GIVEN PROBLEM:
Write down each entry again, exactly as it reads.

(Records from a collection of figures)
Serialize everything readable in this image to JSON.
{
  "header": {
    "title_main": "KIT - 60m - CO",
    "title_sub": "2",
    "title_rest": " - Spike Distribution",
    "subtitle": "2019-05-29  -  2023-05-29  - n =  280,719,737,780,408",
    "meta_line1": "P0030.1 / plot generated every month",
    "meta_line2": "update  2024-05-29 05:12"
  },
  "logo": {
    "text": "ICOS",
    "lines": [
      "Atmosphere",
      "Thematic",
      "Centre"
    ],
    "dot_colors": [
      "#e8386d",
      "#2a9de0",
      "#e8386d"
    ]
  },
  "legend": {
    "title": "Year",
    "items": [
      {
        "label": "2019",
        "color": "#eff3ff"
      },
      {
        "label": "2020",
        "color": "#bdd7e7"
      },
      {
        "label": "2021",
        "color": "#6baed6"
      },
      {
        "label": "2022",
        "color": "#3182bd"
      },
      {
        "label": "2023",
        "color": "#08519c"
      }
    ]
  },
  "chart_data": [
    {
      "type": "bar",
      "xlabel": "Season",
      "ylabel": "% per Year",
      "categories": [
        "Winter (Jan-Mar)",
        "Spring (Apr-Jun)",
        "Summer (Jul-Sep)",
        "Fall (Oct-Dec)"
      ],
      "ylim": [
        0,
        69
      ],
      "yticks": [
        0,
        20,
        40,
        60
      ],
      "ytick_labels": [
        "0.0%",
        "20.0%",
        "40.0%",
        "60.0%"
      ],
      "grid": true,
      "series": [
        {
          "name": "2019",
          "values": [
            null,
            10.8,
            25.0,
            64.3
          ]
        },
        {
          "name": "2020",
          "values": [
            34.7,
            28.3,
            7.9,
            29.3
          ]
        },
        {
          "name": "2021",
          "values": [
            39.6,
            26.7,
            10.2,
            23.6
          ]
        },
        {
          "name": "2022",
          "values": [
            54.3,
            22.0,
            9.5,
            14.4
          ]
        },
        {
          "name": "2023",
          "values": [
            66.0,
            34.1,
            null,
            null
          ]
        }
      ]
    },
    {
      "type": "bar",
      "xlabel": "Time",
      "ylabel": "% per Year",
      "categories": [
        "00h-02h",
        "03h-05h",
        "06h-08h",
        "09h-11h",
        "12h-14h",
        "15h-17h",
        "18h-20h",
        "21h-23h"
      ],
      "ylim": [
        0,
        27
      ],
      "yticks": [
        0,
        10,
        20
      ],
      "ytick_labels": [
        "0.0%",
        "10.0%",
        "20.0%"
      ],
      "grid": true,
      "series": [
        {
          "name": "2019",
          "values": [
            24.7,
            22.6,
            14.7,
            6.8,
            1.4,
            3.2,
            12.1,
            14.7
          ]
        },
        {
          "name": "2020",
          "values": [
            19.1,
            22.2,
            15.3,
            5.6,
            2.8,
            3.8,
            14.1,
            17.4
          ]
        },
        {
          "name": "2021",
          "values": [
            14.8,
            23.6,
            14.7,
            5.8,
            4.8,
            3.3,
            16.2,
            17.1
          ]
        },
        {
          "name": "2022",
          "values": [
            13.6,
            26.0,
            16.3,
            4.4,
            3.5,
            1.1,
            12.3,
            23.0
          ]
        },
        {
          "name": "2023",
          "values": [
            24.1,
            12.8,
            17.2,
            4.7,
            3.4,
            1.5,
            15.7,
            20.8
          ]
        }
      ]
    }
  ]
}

EXERCISE RESULT:
Serialize everything readable in this image to JSON.
{
  "header": {
    "title_main": "KIT - 60m - CO",
    "title_sub": "2",
    "title_rest": " - Spike Distribution",
    "subtitle": "2019-05-29  -  2023-05-29  - n =  280,719,737,780,408",
    "meta_line1": "P0030.1 / plot generated every month",
    "meta_line2": "update  2024-05-29 05:12"
  },
  "logo": {
    "text": "ICOS",
    "lines": [
      "Atmosphere",
      "Thematic",
      "Centre"
    ],
    "dot_colors": [
      "#e8386d",
      "#2a9de0",
      "#e8386d"
    ]
  },
  "legend": {
    "title": "Year",
    "items": [
      {
        "label": "2019",
        "color": "#eff3ff"
      },
      {
        "label": "2020",
        "color": "#bdd7e7"
      },
      {
        "label": "2021",
        "color": "#6baed6"
      },
      {
        "label": "2022",
        "color": "#3182bd"
      },
      {
        "label": "2023",
        "color": "#08519c"
      }
    ]
  },
  "chart_data": [
    {
      "type": "bar",
      "xlabel": "Season",
      "ylabel": "% per Year",
      "categories": [
        "Winter (Jan-Mar)",
        "Spring (Apr-Jun)",
        "Summer (Jul-Sep)",
        "Fall (Oct-Dec)"
      ],
      "ylim": [
        0,
        69
      ],
      "yticks": [
        0,
        20,
        40,
        60
      ],
      "ytick_labels": [
        "0.0%",
        "20.0%",
        "40.0%",
        "60.0%"
      ],
      "grid": true,
      "series": [
        {
          "name": "2019",
          "values": [
            null,
            10.8,
            25.0,
            64.3
          ]
        },
        {
          "name": "2020",
          "values": [
            34.7,
            28.3,
            7.9,
            29.3
          ]
        },
        {
          "name": "2021",
          "values": [
            39.6,
            26.7,
            10.2,
            23.6
          ]
        },
        {
          "name": "2022",
          "values": [
            54.3,
            22.0,
            9.5,
            14.4
          ]
        },
        {
          "name": "2023",
          "values": [
            66.0,
            34.1,
            null,
            null
          ]
        }
      ]
    },
    {
      "type": "bar",
      "xlabel": "Time",
      "ylabel": "% per Year",
      "categories": [
        "00h-02h",
        "03h-05h",
        "06h-08h",
        "09h-11h",
        "12h-14h",
        "15h-17h",
        "18h-20h",
        "21h-23h"
      ],
      "ylim": [
        0,
        27
      ],
      "yticks": [
        0,
        10,
        20
      ],
      "ytick_labels": [
        "0.0%",
        "10.0%",
        "20.0%"
      ],
      "grid": true,
      "series": [
        {
          "name": "2019",
          "values": [
            24.7,
            22.6,
            14.7,
            6.8,
            1.4,
            3.2,
            12.1,
            14.7
          ]
        },
        {
          "name": "2020",
          "values": [
            19.1,
            22.2,
            15.3,
            5.6,
            2.8,
            3.8,
            14.1,
            17.4
          ]
        },
        {
          "name": "2021",
          "values": [
            14.8,
            23.6,
            14.7,
            5.8,
            4.8,
            3.3,
            16.2,
            17.1
          ]
        },
        {
          "name": "2022",
          "values": [
            13.6,
            26.0,
            16.3,
            4.4,
            3.5,
            1.1,
            12.3,
            23.0
          ]
        },
        {
          "name": "2023",
          "values": [
            24.1,
            12.8,
            17.2,
            4.7,
            3.4,
            1.5,
            15.7,
            20.8
          ]
        }
      ]
    }
  ]
}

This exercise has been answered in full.